Records:

###

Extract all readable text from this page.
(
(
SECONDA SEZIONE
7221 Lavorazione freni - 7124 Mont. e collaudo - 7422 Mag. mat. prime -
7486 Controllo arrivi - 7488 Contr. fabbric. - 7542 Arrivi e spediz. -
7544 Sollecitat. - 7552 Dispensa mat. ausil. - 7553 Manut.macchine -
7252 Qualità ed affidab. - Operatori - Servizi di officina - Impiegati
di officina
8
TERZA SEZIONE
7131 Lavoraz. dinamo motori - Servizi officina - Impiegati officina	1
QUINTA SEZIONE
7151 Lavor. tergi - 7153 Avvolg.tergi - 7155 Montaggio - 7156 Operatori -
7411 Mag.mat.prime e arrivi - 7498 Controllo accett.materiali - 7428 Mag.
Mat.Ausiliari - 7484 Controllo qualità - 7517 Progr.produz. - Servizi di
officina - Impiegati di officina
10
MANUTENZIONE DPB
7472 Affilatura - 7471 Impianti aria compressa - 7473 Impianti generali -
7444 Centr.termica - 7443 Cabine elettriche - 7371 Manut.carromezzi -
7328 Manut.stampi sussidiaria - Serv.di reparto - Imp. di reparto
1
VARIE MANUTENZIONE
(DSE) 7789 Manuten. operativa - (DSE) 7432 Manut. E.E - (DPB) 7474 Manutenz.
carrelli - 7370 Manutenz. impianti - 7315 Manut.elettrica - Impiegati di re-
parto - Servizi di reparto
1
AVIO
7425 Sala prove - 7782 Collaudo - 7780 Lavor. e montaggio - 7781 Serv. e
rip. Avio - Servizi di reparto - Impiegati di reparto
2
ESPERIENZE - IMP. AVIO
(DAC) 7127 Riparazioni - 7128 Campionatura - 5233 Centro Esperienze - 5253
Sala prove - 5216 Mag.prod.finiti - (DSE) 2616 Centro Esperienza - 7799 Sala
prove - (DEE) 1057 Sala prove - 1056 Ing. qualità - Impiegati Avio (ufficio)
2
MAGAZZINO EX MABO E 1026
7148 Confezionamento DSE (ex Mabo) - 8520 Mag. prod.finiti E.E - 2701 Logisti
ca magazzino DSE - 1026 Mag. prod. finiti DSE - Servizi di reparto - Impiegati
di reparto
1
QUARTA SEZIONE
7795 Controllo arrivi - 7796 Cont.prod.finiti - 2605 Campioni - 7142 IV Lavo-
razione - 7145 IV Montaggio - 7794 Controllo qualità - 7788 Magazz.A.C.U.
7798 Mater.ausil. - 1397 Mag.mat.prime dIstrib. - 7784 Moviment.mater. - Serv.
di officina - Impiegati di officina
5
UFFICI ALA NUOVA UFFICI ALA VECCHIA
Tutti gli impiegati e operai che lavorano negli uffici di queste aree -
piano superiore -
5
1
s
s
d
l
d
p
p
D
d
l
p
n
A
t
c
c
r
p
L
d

###

# [EXERCISE]
Copy out all lines that carry the word "officina".

# [ANSWER IN FULL]
7252 Qualità ed affidab. - Operatori - Servizi di officina - Impiegati
di officina
7131 Lavoraz. dinamo motori - Servizi officina - Impiegati officina	1
officina - Impiegati di officina
di officina - Impiegati di officina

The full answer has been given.